Repeat the whole listing exactly as written.

Data for this task
********
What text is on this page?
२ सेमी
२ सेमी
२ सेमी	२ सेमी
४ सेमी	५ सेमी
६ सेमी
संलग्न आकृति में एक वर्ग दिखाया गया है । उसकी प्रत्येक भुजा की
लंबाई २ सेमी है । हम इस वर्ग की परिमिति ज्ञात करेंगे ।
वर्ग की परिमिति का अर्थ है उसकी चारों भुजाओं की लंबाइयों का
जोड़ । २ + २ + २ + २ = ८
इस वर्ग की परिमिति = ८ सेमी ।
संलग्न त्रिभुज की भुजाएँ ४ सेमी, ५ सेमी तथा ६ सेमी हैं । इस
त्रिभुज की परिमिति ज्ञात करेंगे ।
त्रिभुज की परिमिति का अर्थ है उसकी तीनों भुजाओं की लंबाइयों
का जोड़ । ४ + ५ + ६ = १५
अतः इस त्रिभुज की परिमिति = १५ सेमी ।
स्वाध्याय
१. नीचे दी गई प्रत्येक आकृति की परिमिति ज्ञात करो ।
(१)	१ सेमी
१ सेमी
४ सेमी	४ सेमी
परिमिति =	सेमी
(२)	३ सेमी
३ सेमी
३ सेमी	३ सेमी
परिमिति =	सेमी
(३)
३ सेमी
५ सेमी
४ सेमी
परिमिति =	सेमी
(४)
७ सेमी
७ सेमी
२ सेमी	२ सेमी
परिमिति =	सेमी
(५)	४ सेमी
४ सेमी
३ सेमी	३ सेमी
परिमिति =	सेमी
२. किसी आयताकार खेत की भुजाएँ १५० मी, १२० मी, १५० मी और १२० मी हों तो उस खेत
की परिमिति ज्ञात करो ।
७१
********
Result for this task
What text is on this page?
२ सेमी
२ सेमी
२ सेमी	२ सेमी
४ सेमी	५ सेमी
६ सेमी
संलग्न आकृति में एक वर्ग दिखाया गया है । उसकी प्रत्येक भुजा की
लंबाई २ सेमी है । हम इस वर्ग की परिमिति ज्ञात करेंगे ।
वर्ग की परिमिति का अर्थ है उसकी चारों भुजाओं की लंबाइयों का
जोड़ । २ + २ + २ + २ = ८
इस वर्ग की परिमिति = ८ सेमी ।
संलग्न त्रिभुज की भुजाएँ ४ सेमी, ५ सेमी तथा ६ सेमी हैं । इस
त्रिभुज की परिमिति ज्ञात करेंगे ।
त्रिभुज की परिमिति का अर्थ है उसकी तीनों भुजाओं की लंबाइयों
का जोड़ । ४ + ५ + ६ = १५
अतः इस त्रिभुज की परिमिति = १५ सेमी ।
स्वाध्याय
१. नीचे दी गई प्रत्येक आकृति की परिमिति ज्ञात करो ।
(१)	१ सेमी
१ सेमी
४ सेमी	४ सेमी
परिमिति =	सेमी
(२)	३ सेमी
३ सेमी
३ सेमी	३ सेमी
परिमिति =	सेमी
(३)
३ सेमी
५ सेमी
४ सेमी
परिमिति =	सेमी
(४)
७ सेमी
७ सेमी
२ सेमी	२ सेमी
परिमिति =	सेमी
(५)	४ सेमी
४ सेमी
३ सेमी	३ सेमी
परिमिति =	सेमी
२. किसी आयताकार खेत की भुजाएँ १५० मी, १२० मी, १५० मी और १२० मी हों तो उस खेत
की परिमिति ज्ञात करो ।
७१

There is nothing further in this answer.